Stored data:
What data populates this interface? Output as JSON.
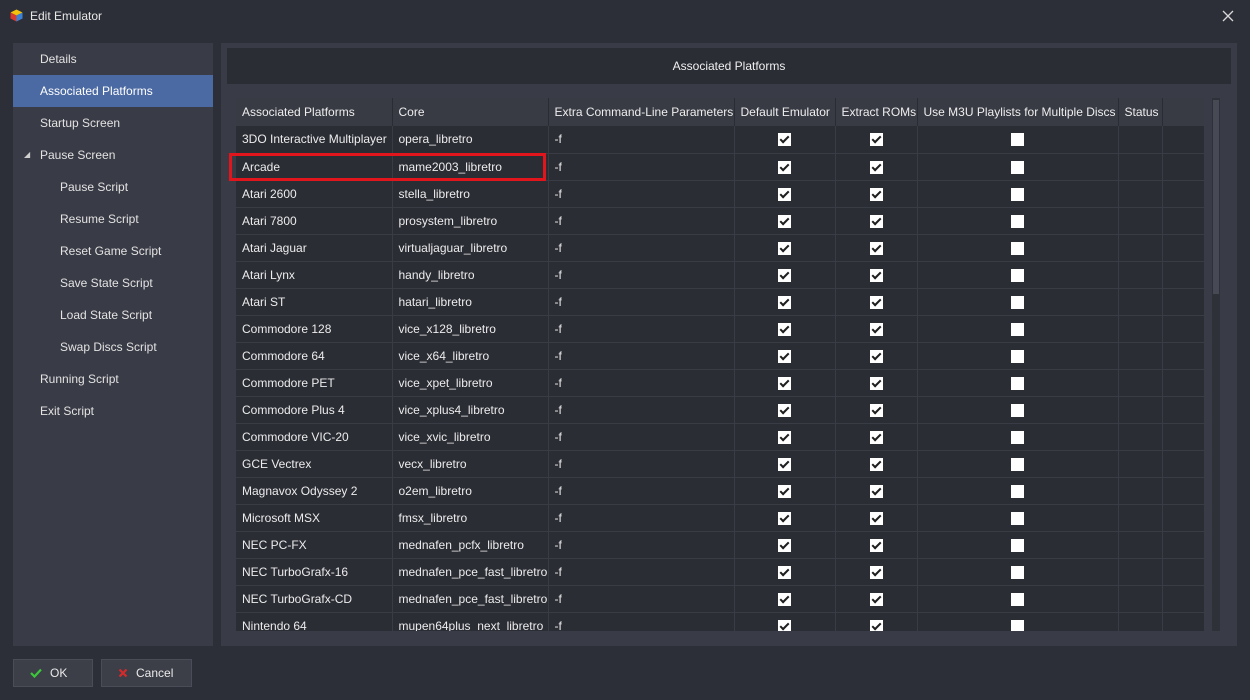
{
  "window": {
    "title": "Edit Emulator"
  },
  "sidebar": {
    "items": [
      {
        "label": "Details"
      },
      {
        "label": "Associated Platforms"
      },
      {
        "label": "Startup Screen"
      },
      {
        "label": "Pause Screen"
      },
      {
        "label": "Pause Script"
      },
      {
        "label": "Resume Script"
      },
      {
        "label": "Reset Game Script"
      },
      {
        "label": "Save State Script"
      },
      {
        "label": "Load State Script"
      },
      {
        "label": "Swap Discs Script"
      },
      {
        "label": "Running Script"
      },
      {
        "label": "Exit Script"
      }
    ]
  },
  "main": {
    "header": "Associated Platforms",
    "columns": [
      "Associated Platforms",
      "Core",
      "Extra Command-Line Parameters",
      "Default Emulator",
      "Extract ROMs",
      "Use M3U Playlists for Multiple Discs",
      "Status"
    ],
    "rows": [
      {
        "platform": "3DO Interactive Multiplayer",
        "core": "opera_libretro",
        "params": "-f",
        "default": true,
        "extract": true,
        "m3u": false,
        "status": ""
      },
      {
        "platform": "Arcade",
        "core": "mame2003_libretro",
        "params": "-f",
        "default": true,
        "extract": true,
        "m3u": false,
        "status": ""
      },
      {
        "platform": "Atari 2600",
        "core": "stella_libretro",
        "params": "-f",
        "default": true,
        "extract": true,
        "m3u": false,
        "status": ""
      },
      {
        "platform": "Atari 7800",
        "core": "prosystem_libretro",
        "params": "-f",
        "default": true,
        "extract": true,
        "m3u": false,
        "status": ""
      },
      {
        "platform": "Atari Jaguar",
        "core": "virtualjaguar_libretro",
        "params": "-f",
        "default": true,
        "extract": true,
        "m3u": false,
        "status": ""
      },
      {
        "platform": "Atari Lynx",
        "core": "handy_libretro",
        "params": "-f",
        "default": true,
        "extract": true,
        "m3u": false,
        "status": ""
      },
      {
        "platform": "Atari ST",
        "core": "hatari_libretro",
        "params": "-f",
        "default": true,
        "extract": true,
        "m3u": false,
        "status": ""
      },
      {
        "platform": "Commodore 128",
        "core": "vice_x128_libretro",
        "params": "-f",
        "default": true,
        "extract": true,
        "m3u": false,
        "status": ""
      },
      {
        "platform": "Commodore 64",
        "core": "vice_x64_libretro",
        "params": "-f",
        "default": true,
        "extract": true,
        "m3u": false,
        "status": ""
      },
      {
        "platform": "Commodore PET",
        "core": "vice_xpet_libretro",
        "params": "-f",
        "default": true,
        "extract": true,
        "m3u": false,
        "status": ""
      },
      {
        "platform": "Commodore Plus 4",
        "core": "vice_xplus4_libretro",
        "params": "-f",
        "default": true,
        "extract": true,
        "m3u": false,
        "status": ""
      },
      {
        "platform": "Commodore VIC-20",
        "core": "vice_xvic_libretro",
        "params": "-f",
        "default": true,
        "extract": true,
        "m3u": false,
        "status": ""
      },
      {
        "platform": "GCE Vectrex",
        "core": "vecx_libretro",
        "params": "-f",
        "default": true,
        "extract": true,
        "m3u": false,
        "status": ""
      },
      {
        "platform": "Magnavox Odyssey 2",
        "core": "o2em_libretro",
        "params": "-f",
        "default": true,
        "extract": true,
        "m3u": false,
        "status": ""
      },
      {
        "platform": "Microsoft MSX",
        "core": "fmsx_libretro",
        "params": "-f",
        "default": true,
        "extract": true,
        "m3u": false,
        "status": ""
      },
      {
        "platform": "NEC PC-FX",
        "core": "mednafen_pcfx_libretro",
        "params": "-f",
        "default": true,
        "extract": true,
        "m3u": false,
        "status": ""
      },
      {
        "platform": "NEC TurboGrafx-16",
        "core": "mednafen_pce_fast_libretro",
        "params": "-f",
        "default": true,
        "extract": true,
        "m3u": false,
        "status": ""
      },
      {
        "platform": "NEC TurboGrafx-CD",
        "core": "mednafen_pce_fast_libretro",
        "params": "-f",
        "default": true,
        "extract": true,
        "m3u": false,
        "status": ""
      },
      {
        "platform": "Nintendo 64",
        "core": "mupen64plus_next_libretro",
        "params": "-f",
        "default": true,
        "extract": true,
        "m3u": false,
        "status": ""
      }
    ]
  },
  "footer": {
    "ok_label": "OK",
    "cancel_label": "Cancel"
  },
  "colors": {
    "accent": "#4b6aa3",
    "highlight": "#e2141c",
    "ok_icon": "#3cc63c",
    "cancel_icon": "#d42a2a"
  },
  "icons": {
    "app": "app-cube-icon",
    "close": "close-icon",
    "ok": "checkmark-icon",
    "cancel": "cancel-x-icon",
    "caret": "caret-expanded-icon"
  }
}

- [TASK DESCRIPTION]: Copy the data character for character, but drop all pictures from the copy.

- [EXERCISE SOLUTION]:
What data populates this interface? Output as JSON.
{
  "window": {
    "title": "Edit Emulator"
  },
  "sidebar": {
    "items": [
      {
        "label": "Details"
      },
      {
        "label": "Associated Platforms"
      },
      {
        "label": "Startup Screen"
      },
      {
        "label": "Pause Screen"
      },
      {
        "label": "Pause Script"
      },
      {
        "label": "Resume Script"
      },
      {
        "label": "Reset Game Script"
      },
      {
        "label": "Save State Script"
      },
      {
        "label": "Load State Script"
      },
      {
        "label": "Swap Discs Script"
      },
      {
        "label": "Running Script"
      },
      {
        "label": "Exit Script"
      }
    ]
  },
  "main": {
    "header": "Associated Platforms",
    "columns": [
      "Associated Platforms",
      "Core",
      "Extra Command-Line Parameters",
      "Default Emulator",
      "Extract ROMs",
      "Use M3U Playlists for Multiple Discs",
      "Status"
    ],
    "rows": [
      {
        "platform": "3DO Interactive Multiplayer",
        "core": "opera_libretro",
        "params": "-f",
        "default": true,
        "extract": true,
        "m3u": false,
        "status": ""
      },
      {
        "platform": "Arcade",
        "core": "mame2003_libretro",
        "params": "-f",
        "default": true,
        "extract": true,
        "m3u": false,
        "status": ""
      },
      {
        "platform": "Atari 2600",
        "core": "stella_libretro",
        "params": "-f",
        "default": true,
        "extract": true,
        "m3u": false,
        "status": ""
      },
      {
        "platform": "Atari 7800",
        "core": "prosystem_libretro",
        "params": "-f",
        "default": true,
        "extract": true,
        "m3u": false,
        "status": ""
      },
      {
        "platform": "Atari Jaguar",
        "core": "virtualjaguar_libretro",
        "params": "-f",
        "default": true,
        "extract": true,
        "m3u": false,
        "status": ""
      },
      {
        "platform": "Atari Lynx",
        "core": "handy_libretro",
        "params": "-f",
        "default": true,
        "extract": true,
        "m3u": false,
        "status": ""
      },
      {
        "platform": "Atari ST",
        "core": "hatari_libretro",
        "params": "-f",
        "default": true,
        "extract": true,
        "m3u": false,
        "status": ""
      },
      {
        "platform": "Commodore 128",
        "core": "vice_x128_libretro",
        "params": "-f",
        "default": true,
        "extract": true,
        "m3u": false,
        "status": ""
      },
      {
        "platform": "Commodore 64",
        "core": "vice_x64_libretro",
        "params": "-f",
        "default": true,
        "extract": true,
        "m3u": false,
        "status": ""
      },
      {
        "platform": "Commodore PET",
        "core": "vice_xpet_libretro",
        "params": "-f",
        "default": true,
        "extract": true,
        "m3u": false,
        "status": ""
      },
      {
        "platform": "Commodore Plus 4",
        "core": "vice_xplus4_libretro",
        "params": "-f",
        "default": true,
        "extract": true,
        "m3u": false,
        "status": ""
      },
      {
        "platform": "Commodore VIC-20",
        "core": "vice_xvic_libretro",
        "params": "-f",
        "default": true,
        "extract": true,
        "m3u": false,
        "status": ""
      },
      {
        "platform": "GCE Vectrex",
        "core": "vecx_libretro",
        "params": "-f",
        "default": true,
        "extract": true,
        "m3u": false,
        "status": ""
      },
      {
        "platform": "Magnavox Odyssey 2",
        "core": "o2em_libretro",
        "params": "-f",
        "default": true,
        "extract": true,
        "m3u": false,
        "status": ""
      },
      {
        "platform": "Microsoft MSX",
        "core": "fmsx_libretro",
        "params": "-f",
        "default": true,
        "extract": true,
        "m3u": false,
        "status": ""
      },
      {
        "platform": "NEC PC-FX",
        "core": "mednafen_pcfx_libretro",
        "params": "-f",
        "default": true,
        "extract": true,
        "m3u": false,
        "status": ""
      },
      {
        "platform": "NEC TurboGrafx-16",
        "core": "mednafen_pce_fast_libretro",
        "params": "-f",
        "default": true,
        "extract": true,
        "m3u": false,
        "status": ""
      },
      {
        "platform": "NEC TurboGrafx-CD",
        "core": "mednafen_pce_fast_libretro",
        "params": "-f",
        "default": true,
        "extract": true,
        "m3u": false,
        "status": ""
      },
      {
        "platform": "Nintendo 64",
        "core": "mupen64plus_next_libretro",
        "params": "-f",
        "default": true,
        "extract": true,
        "m3u": false,
        "status": ""
      }
    ]
  },
  "footer": {
    "ok_label": "OK",
    "cancel_label": "Cancel"
  },
  "colors": {
    "accent": "#4b6aa3",
    "highlight": "#e2141c",
    "ok_icon": "#3cc63c",
    "cancel_icon": "#d42a2a"
  },
  "icons": {
    "app": "app-cube-icon",
    "close": "close-icon",
    "ok": "checkmark-icon",
    "cancel": "cancel-x-icon",
    "caret": "caret-expanded-icon"
  }
}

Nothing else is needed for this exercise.